§ **INSTRUCTIONS TO FOLLOW**
Return each line holding the string "JSON".

## begin

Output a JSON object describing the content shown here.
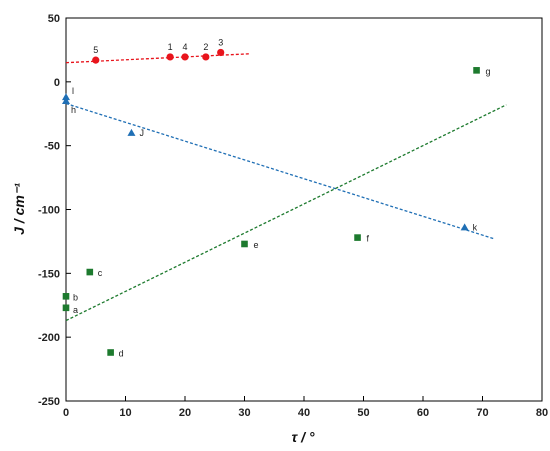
{
  "chart_data": {
    "type": "scatter",
    "xlabel": "τ / °",
    "ylabel": "J / cm⁻¹",
    "xlim": [
      0,
      80
    ],
    "ylim": [
      -250,
      50
    ],
    "x_ticks": [
      "0",
      "10",
      "20",
      "30",
      "40",
      "50",
      "60",
      "70",
      "80"
    ],
    "y_ticks": [
      "50",
      "0",
      "-50",
      "-100",
      "-150",
      "-200",
      "-250"
    ],
    "grid": false,
    "series": [
      {
        "color": "#e8141c",
        "marker": "circle",
        "points": [
          {
            "x": 5,
            "y": 17,
            "label": "5"
          },
          {
            "x": 17.5,
            "y": 19.5,
            "label": "1"
          },
          {
            "x": 20,
            "y": 19.5,
            "label": "4"
          },
          {
            "x": 23.5,
            "y": 19.5,
            "label": "2"
          },
          {
            "x": 26,
            "y": 23,
            "label": "3"
          }
        ],
        "trendline": {
          "x": [
            0,
            31
          ],
          "y": [
            15,
            22
          ],
          "style": "dashed"
        }
      },
      {
        "color": "#1f6fb5",
        "marker": "triangle",
        "points": [
          {
            "x": 0,
            "y": -12,
            "label": "l"
          },
          {
            "x": 0,
            "y": -15,
            "label": "h"
          },
          {
            "x": 11,
            "y": -40,
            "label": "J"
          },
          {
            "x": 67,
            "y": -114,
            "label": "k"
          }
        ],
        "trendline": {
          "x": [
            0,
            72
          ],
          "y": [
            -17,
            -123
          ],
          "style": "dashed"
        }
      },
      {
        "color": "#1d7a2e",
        "marker": "square",
        "points": [
          {
            "x": 0,
            "y": -177,
            "label": "a"
          },
          {
            "x": 0,
            "y": -168,
            "label": "b"
          },
          {
            "x": 4,
            "y": -149,
            "label": "c"
          },
          {
            "x": 7.5,
            "y": -212,
            "label": "d"
          },
          {
            "x": 30,
            "y": -127,
            "label": "e"
          },
          {
            "x": 49,
            "y": -122,
            "label": "f"
          },
          {
            "x": 69,
            "y": 9,
            "label": "g"
          }
        ],
        "trendline": {
          "x": [
            0,
            74
          ],
          "y": [
            -187,
            -18
          ],
          "style": "dashed"
        }
      }
    ]
  }
}
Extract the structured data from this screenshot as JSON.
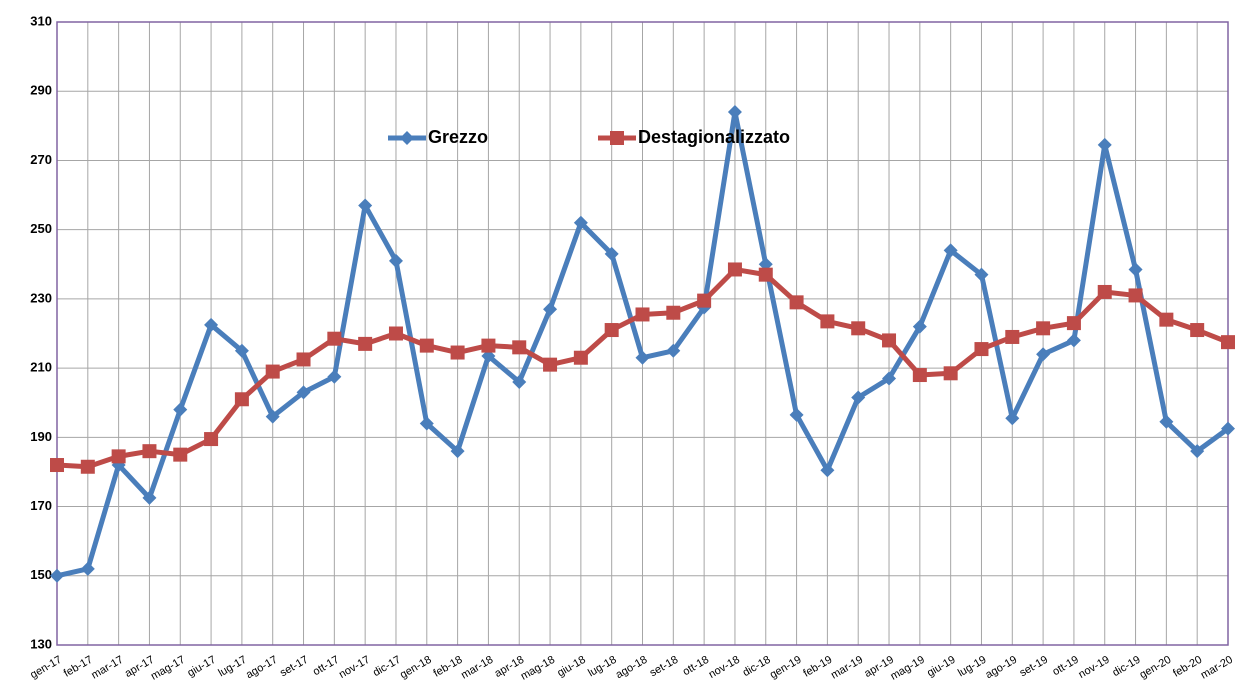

## end

§ **FINISHED EXERCISE**
Output a JSON object describing the content shown here.
Extract the structured data from this screenshot as JSON.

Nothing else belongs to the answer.